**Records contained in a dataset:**
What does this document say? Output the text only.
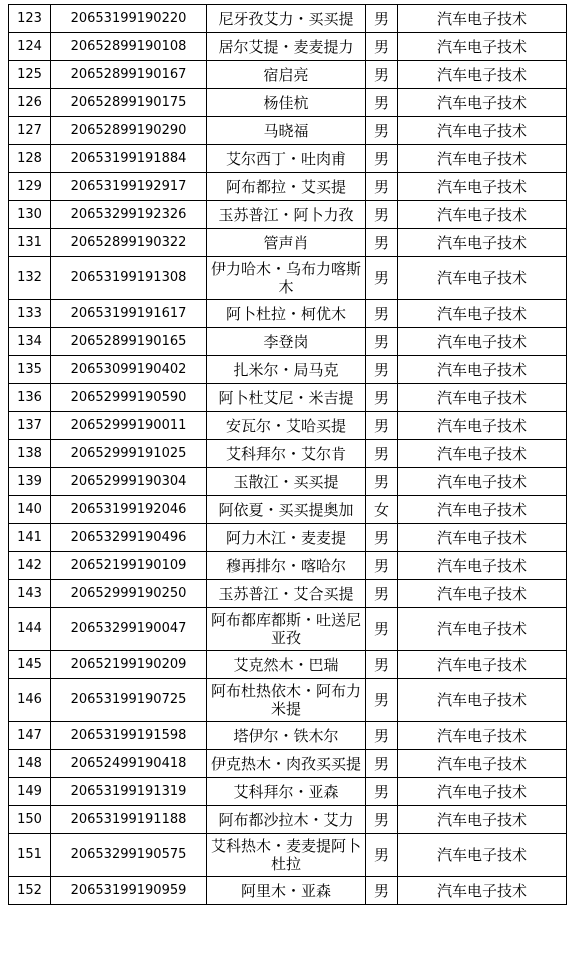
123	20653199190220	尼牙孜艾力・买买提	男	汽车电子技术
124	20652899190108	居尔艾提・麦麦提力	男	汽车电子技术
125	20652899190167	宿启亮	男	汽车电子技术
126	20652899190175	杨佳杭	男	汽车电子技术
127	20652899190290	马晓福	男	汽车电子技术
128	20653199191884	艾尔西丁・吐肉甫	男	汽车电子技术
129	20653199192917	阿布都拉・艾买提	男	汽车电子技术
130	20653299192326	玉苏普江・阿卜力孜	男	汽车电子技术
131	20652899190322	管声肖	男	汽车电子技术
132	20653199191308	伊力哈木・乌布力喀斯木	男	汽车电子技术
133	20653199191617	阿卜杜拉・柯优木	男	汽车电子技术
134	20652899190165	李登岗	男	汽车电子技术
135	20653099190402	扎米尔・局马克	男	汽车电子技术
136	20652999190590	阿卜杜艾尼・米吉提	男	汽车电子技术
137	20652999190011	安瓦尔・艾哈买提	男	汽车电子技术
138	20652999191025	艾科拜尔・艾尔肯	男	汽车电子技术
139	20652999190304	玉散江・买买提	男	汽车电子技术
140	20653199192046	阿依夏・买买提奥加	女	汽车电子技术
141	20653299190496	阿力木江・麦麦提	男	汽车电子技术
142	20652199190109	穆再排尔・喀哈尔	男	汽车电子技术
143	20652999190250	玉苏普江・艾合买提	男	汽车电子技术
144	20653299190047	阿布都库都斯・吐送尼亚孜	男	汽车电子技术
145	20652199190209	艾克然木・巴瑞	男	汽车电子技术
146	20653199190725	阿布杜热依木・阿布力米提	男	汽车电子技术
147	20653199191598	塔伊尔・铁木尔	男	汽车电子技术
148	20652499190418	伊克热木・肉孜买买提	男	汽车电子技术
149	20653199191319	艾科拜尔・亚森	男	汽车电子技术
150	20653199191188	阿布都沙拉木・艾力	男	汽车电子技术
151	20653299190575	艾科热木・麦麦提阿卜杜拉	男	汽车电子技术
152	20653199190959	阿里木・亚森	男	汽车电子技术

**JOB:**
Reproduce each line of the entries in which the word "玉苏普江" is found.

**WRITTEN ANSWER:**
130	20653299192326	玉苏普江・阿卜力孜	男	汽车电子技术
143	20652999190250	玉苏普江・艾合买提	男	汽车电子技术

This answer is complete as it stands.